**Text shown**
The L1 cache accesses are typically completed in one or two processor cycles; think fractions of nanoseconds for L1 accesses with DDR accesses taking hundreds of nanoseconds. L2 access latencies are slightly slower than L1; think a small handful of cycles (for example, less than ten). L3 accesses, being still further away from the cores (and indeed off chip), take still longer. Again, an access from DDR memory takes multiple times longer than MCDRAM accesses.

It does not matter how few bytes of a block (i.e., cache line) your application actually accesses, if the data is not in that cache, the cache controller requests a complete block’s worth of data from a slower level of storage.

We understand that the on-core L1 cache line size is 64 bytes. The 32 KB L1 caches are segmented into these 64-byte blocks, typically as a two-dimensional array of such blocks; one dimension exists for aging, keeping the more frequently accessed blocks in the cache longer. (But we don’t yet know that for Knights Landing.) As you would want, typically most data and instruction stream accesses succeed in coming out of this L1 cache. Most accesses, yes, but when the needed data is not in the L1 cache, your application starts to experience time delays, the worst being when it needs to wait for data to be brought out of the DDR memory.

In the event that the L1 cache is accessed and the needed data or instructions are not there, a 64-byte cache fill request is sent to the core-pair’s L2 cache. If the L2 happens to have that memory block, the L2 responds back to the core relatively quickly with the needed 64-byte data block, filling a L1 cache line with its contents. Think of instruction processing as being paused for only a few processor cycles to accomplish this.

**Entries shown**

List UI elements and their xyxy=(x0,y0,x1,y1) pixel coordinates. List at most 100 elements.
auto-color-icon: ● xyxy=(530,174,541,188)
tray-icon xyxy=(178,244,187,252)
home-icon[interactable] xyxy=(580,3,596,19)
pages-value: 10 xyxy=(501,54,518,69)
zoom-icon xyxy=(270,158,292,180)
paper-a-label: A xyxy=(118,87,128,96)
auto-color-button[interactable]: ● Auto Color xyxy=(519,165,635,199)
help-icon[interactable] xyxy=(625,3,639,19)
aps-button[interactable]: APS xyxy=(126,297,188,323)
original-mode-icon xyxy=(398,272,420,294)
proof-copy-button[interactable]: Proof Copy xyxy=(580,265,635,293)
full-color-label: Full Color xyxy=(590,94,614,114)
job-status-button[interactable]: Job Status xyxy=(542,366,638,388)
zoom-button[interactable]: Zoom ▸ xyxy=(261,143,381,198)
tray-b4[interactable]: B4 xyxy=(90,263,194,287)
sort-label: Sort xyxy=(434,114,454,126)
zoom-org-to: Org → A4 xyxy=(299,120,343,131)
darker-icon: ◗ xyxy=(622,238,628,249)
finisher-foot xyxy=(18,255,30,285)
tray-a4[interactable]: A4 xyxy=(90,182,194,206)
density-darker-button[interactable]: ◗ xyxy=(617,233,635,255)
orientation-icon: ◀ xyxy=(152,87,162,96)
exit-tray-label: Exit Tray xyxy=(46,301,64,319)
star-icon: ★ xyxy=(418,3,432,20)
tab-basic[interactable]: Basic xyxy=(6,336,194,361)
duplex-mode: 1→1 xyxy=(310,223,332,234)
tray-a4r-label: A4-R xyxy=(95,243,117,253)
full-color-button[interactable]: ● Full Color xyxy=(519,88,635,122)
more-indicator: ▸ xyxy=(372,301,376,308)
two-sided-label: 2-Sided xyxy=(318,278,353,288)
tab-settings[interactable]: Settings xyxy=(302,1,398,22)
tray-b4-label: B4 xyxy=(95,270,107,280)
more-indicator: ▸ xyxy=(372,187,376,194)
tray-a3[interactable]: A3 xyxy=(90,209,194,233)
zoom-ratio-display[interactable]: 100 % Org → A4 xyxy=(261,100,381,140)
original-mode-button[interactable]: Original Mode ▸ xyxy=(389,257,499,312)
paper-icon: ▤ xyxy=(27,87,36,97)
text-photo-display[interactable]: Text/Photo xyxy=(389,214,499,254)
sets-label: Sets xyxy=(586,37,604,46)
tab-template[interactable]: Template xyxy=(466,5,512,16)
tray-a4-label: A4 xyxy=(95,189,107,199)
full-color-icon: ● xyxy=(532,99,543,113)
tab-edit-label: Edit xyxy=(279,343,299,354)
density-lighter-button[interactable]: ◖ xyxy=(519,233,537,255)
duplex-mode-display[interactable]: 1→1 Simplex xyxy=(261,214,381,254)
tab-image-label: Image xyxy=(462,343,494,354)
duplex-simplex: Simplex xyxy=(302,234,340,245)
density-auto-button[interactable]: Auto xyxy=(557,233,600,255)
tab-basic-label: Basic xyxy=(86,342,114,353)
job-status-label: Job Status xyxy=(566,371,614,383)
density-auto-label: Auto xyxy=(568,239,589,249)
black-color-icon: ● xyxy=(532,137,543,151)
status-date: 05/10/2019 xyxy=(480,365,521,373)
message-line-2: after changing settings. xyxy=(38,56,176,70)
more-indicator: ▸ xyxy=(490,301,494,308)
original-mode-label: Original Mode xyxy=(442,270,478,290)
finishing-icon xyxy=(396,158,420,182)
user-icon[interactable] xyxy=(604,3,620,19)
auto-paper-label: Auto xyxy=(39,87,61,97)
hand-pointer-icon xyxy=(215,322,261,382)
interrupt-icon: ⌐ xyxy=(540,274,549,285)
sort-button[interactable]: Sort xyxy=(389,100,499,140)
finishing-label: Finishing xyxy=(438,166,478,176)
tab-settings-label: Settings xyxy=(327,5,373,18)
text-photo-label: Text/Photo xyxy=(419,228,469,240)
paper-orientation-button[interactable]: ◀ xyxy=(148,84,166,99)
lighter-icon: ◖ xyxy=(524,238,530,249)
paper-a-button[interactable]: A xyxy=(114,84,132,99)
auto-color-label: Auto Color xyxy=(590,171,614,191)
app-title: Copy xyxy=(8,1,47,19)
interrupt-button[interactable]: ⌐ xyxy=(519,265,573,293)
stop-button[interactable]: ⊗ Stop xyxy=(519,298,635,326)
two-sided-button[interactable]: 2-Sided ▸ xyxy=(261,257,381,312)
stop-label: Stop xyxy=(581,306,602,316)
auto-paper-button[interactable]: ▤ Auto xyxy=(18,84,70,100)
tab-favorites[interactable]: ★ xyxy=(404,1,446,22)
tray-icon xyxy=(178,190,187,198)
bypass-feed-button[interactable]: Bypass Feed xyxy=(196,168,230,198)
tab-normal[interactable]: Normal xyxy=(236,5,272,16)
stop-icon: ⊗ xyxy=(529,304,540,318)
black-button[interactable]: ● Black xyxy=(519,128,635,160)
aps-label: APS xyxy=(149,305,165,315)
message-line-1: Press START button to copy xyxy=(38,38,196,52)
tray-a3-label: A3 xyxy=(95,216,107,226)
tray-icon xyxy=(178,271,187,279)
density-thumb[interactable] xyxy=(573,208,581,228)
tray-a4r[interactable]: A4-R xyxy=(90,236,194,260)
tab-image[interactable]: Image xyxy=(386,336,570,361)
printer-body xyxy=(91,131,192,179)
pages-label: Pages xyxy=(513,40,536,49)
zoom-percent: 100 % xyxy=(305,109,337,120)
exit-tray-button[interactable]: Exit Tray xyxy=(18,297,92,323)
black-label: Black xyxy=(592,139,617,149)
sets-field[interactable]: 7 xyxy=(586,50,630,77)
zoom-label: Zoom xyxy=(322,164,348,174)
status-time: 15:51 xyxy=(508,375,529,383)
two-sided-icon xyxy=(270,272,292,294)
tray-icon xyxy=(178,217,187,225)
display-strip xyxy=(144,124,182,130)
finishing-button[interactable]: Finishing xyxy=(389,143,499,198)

**Work instructions**
**A.** Reproduce the stretch of the cache passage from "The L1 cache accesses" through "than MCDRAM accesses.".
**B.** Name every level of cache or memory that the cache passage mentions.

**Full answers**
**A.**
The L1 cache accesses are typically completed in one or two processor cycles; think fractions of nanoseconds for L1 accesses with DDR accesses taking hundreds of nanoseconds. L2 access latencies are slightly slower than L1; think a small handful of cycles (for example, less than ten). L3 accesses, being still further away from the cores (and indeed off chip), take still longer. Again, an access from DDR memory takes multiple times longer than MCDRAM accesses.

**B.**
L1 cache
L2 cache
L3
DDR memory
MCDRAM